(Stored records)
..........

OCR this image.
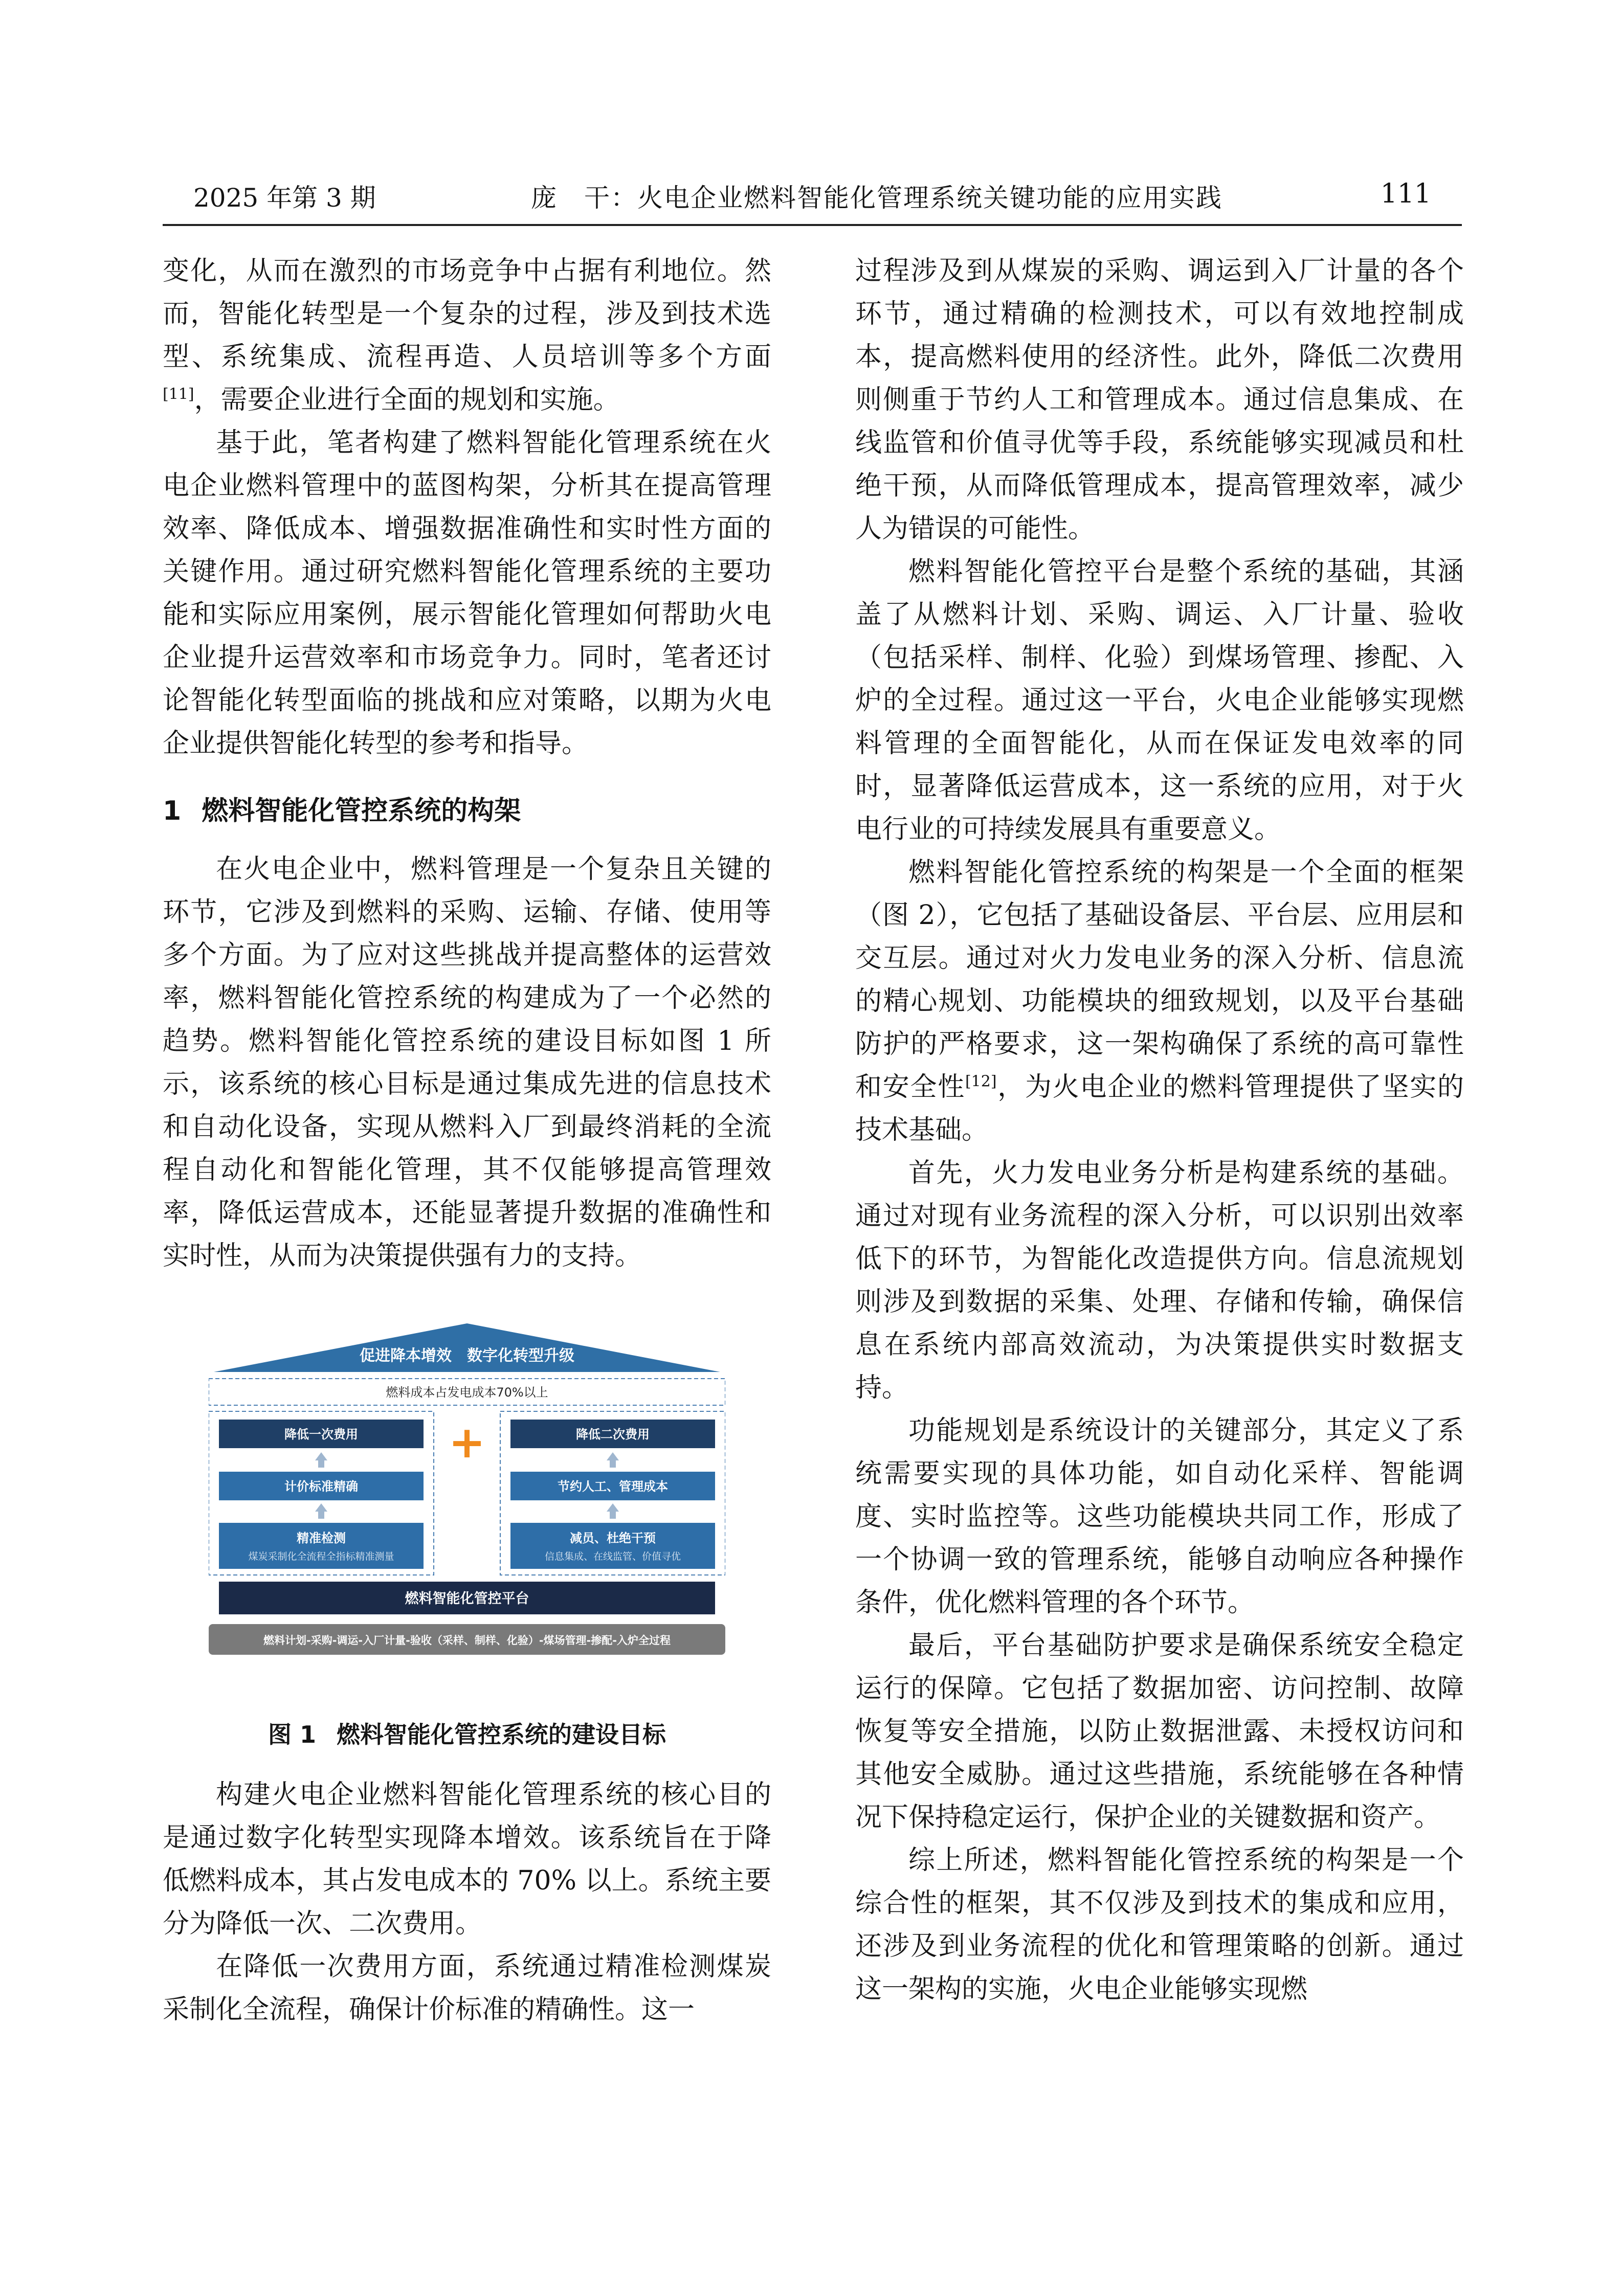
2025 年第 3 期	庞　干：火电企业燃料智能化管理系统关键功能的应用实践	111

变化，从而在激烈的市场竞争中占据有利地位。然而，智能化转型是一个复杂的过程，涉及到技术选型、系统集成、流程再造、人员培训等多个方面[11]，需要企业进行全面的规划和实施。

基于此，笔者构建了燃料智能化管理系统在火电企业燃料管理中的蓝图构架，分析其在提高管理效率、降低成本、增强数据准确性和实时性方面的关键作用。通过研究燃料智能化管理系统的主要功能和实际应用案例，展示智能化管理如何帮助火电企业提升运营效率和市场竞争力。同时，笔者还讨论智能化转型面临的挑战和应对策略，以期为火电企业提供智能化转型的参考和指导。

1 燃料智能化管控系统的构架

在火电企业中，燃料管理是一个复杂且关键的环节，它涉及到燃料的采购、运输、存储、使用等多个方面。为了应对这些挑战并提高整体的运营效率，燃料智能化管控系统的构建成为了一个必然的趋势。燃料智能化管控系统的建设目标如图 1 所示，该系统的核心目标是通过集成先进的信息技术和自动化设备，实现从燃料入厂到最终消耗的全流程自动化和智能化管理，其不仅能够提高管理效率，降低运营成本，还能显著提升数据的准确性和实时性，从而为决策提供强有力的支持。

促进降本增效　数字化转型升级
燃料成本占发电成本70%以上
降低一次费用
计价标准精确
精准检测
煤炭采制化全流程全指标精准测量
+	降低二次费用
节约人工、管理成本
减员、杜绝干预
信息集成、在线监管、价值寻优
燃料智能化管控平台
燃料计划-采购-调运-入厂计量-验收（采样、制样、化验）-煤场管理-掺配-入炉全过程
图 1 燃料智能化管控系统的建设目标

构建火电企业燃料智能化管理系统的核心目的是通过数字化转型实现降本增效。该系统旨在于降低燃料成本，其占发电成本的 70% 以上。系统主要分为降低一次、二次费用。

在降低一次费用方面，系统通过精准检测煤炭采制化全流程，确保计价标准的精确性。这一

过程涉及到从煤炭的采购、调运到入厂计量的各个环节，通过精确的检测技术，可以有效地控制成本，提高燃料使用的经济性。此外，降低二次费用则侧重于节约人工和管理成本。通过信息集成、在线监管和价值寻优等手段，系统能够实现减员和杜绝干预，从而降低管理成本，提高管理效率，减少人为错误的可能性。

燃料智能化管控平台是整个系统的基础，其涵盖了从燃料计划、采购、调运、入厂计量、验收（包括采样、制样、化验）到煤场管理、掺配、入炉的全过程。通过这一平台，火电企业能够实现燃料管理的全面智能化，从而在保证发电效率的同时，显著降低运营成本，这一系统的应用，对于火电行业的可持续发展具有重要意义。

燃料智能化管控系统的构架是一个全面的框架（图 2），它包括了基础设备层、平台层、应用层和交互层。通过对火力发电业务的深入分析、信息流的精心规划、功能模块的细致规划，以及平台基础防护的严格要求，这一架构确保了系统的高可靠性和安全性[12]，为火电企业的燃料管理提供了坚实的技术基础。

首先，火力发电业务分析是构建系统的基础。通过对现有业务流程的深入分析，可以识别出效率低下的环节，为智能化改造提供方向。信息流规划则涉及到数据的采集、处理、存储和传输，确保信息在系统内部高效流动，为决策提供实时数据支持。

功能规划是系统设计的关键部分，其定义了系统需要实现的具体功能，如自动化采样、智能调度、实时监控等。这些功能模块共同工作，形成了一个协调一致的管理系统，能够自动响应各种操作条件，优化燃料管理的各个环节。

最后，平台基础防护要求是确保系统安全稳定运行的保障。它包括了数据加密、访问控制、故障恢复等安全措施，以防止数据泄露、未授权访问和其他安全威胁。通过这些措施，系统能够在各种情况下保持稳定运行，保护企业的关键数据和资产。

综上所述，燃料智能化管控系统的构架是一个综合性的框架，其不仅涉及到技术的集成和应用，还涉及到业务流程的优化和管理策略的创新。通过这一架构的实施，火电企业能够实现燃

..........

Written task: Reproduce the whole listing exactly, but not the images in it.

Answer:
OCR this image.
2025 年第 3 期	庞　干：火电企业燃料智能化管理系统关键功能的应用实践	111

变化，从而在激烈的市场竞争中占据有利地位。然而，智能化转型是一个复杂的过程，涉及到技术选型、系统集成、流程再造、人员培训等多个方面[11]，需要企业进行全面的规划和实施。

基于此，笔者构建了燃料智能化管理系统在火电企业燃料管理中的蓝图构架，分析其在提高管理效率、降低成本、增强数据准确性和实时性方面的关键作用。通过研究燃料智能化管理系统的主要功能和实际应用案例，展示智能化管理如何帮助火电企业提升运营效率和市场竞争力。同时，笔者还讨论智能化转型面临的挑战和应对策略，以期为火电企业提供智能化转型的参考和指导。

1 燃料智能化管控系统的构架

在火电企业中，燃料管理是一个复杂且关键的环节，它涉及到燃料的采购、运输、存储、使用等多个方面。为了应对这些挑战并提高整体的运营效率，燃料智能化管控系统的构建成为了一个必然的趋势。燃料智能化管控系统的建设目标如图 1 所示，该系统的核心目标是通过集成先进的信息技术和自动化设备，实现从燃料入厂到最终消耗的全流程自动化和智能化管理，其不仅能够提高管理效率，降低运营成本，还能显著提升数据的准确性和实时性，从而为决策提供强有力的支持。

促进降本增效　数字化转型升级
燃料成本占发电成本70%以上
降低一次费用
计价标准精确
精准检测
煤炭采制化全流程全指标精准测量
+	降低二次费用
节约人工、管理成本
减员、杜绝干预
信息集成、在线监管、价值寻优
燃料智能化管控平台
燃料计划-采购-调运-入厂计量-验收（采样、制样、化验）-煤场管理-掺配-入炉全过程
图 1 燃料智能化管控系统的建设目标

构建火电企业燃料智能化管理系统的核心目的是通过数字化转型实现降本增效。该系统旨在于降低燃料成本，其占发电成本的 70% 以上。系统主要分为降低一次、二次费用。

在降低一次费用方面，系统通过精准检测煤炭采制化全流程，确保计价标准的精确性。这一

过程涉及到从煤炭的采购、调运到入厂计量的各个环节，通过精确的检测技术，可以有效地控制成本，提高燃料使用的经济性。此外，降低二次费用则侧重于节约人工和管理成本。通过信息集成、在线监管和价值寻优等手段，系统能够实现减员和杜绝干预，从而降低管理成本，提高管理效率，减少人为错误的可能性。

燃料智能化管控平台是整个系统的基础，其涵盖了从燃料计划、采购、调运、入厂计量、验收（包括采样、制样、化验）到煤场管理、掺配、入炉的全过程。通过这一平台，火电企业能够实现燃料管理的全面智能化，从而在保证发电效率的同时，显著降低运营成本，这一系统的应用，对于火电行业的可持续发展具有重要意义。

燃料智能化管控系统的构架是一个全面的框架（图 2），它包括了基础设备层、平台层、应用层和交互层。通过对火力发电业务的深入分析、信息流的精心规划、功能模块的细致规划，以及平台基础防护的严格要求，这一架构确保了系统的高可靠性和安全性[12]，为火电企业的燃料管理提供了坚实的技术基础。

首先，火力发电业务分析是构建系统的基础。通过对现有业务流程的深入分析，可以识别出效率低下的环节，为智能化改造提供方向。信息流规划则涉及到数据的采集、处理、存储和传输，确保信息在系统内部高效流动，为决策提供实时数据支持。

功能规划是系统设计的关键部分，其定义了系统需要实现的具体功能，如自动化采样、智能调度、实时监控等。这些功能模块共同工作，形成了一个协调一致的管理系统，能够自动响应各种操作条件，优化燃料管理的各个环节。

最后，平台基础防护要求是确保系统安全稳定运行的保障。它包括了数据加密、访问控制、故障恢复等安全措施，以防止数据泄露、未授权访问和其他安全威胁。通过这些措施，系统能够在各种情况下保持稳定运行，保护企业的关键数据和资产。

综上所述，燃料智能化管控系统的构架是一个综合性的框架，其不仅涉及到技术的集成和应用，还涉及到业务流程的优化和管理策略的创新。通过这一架构的实施，火电企业能够实现燃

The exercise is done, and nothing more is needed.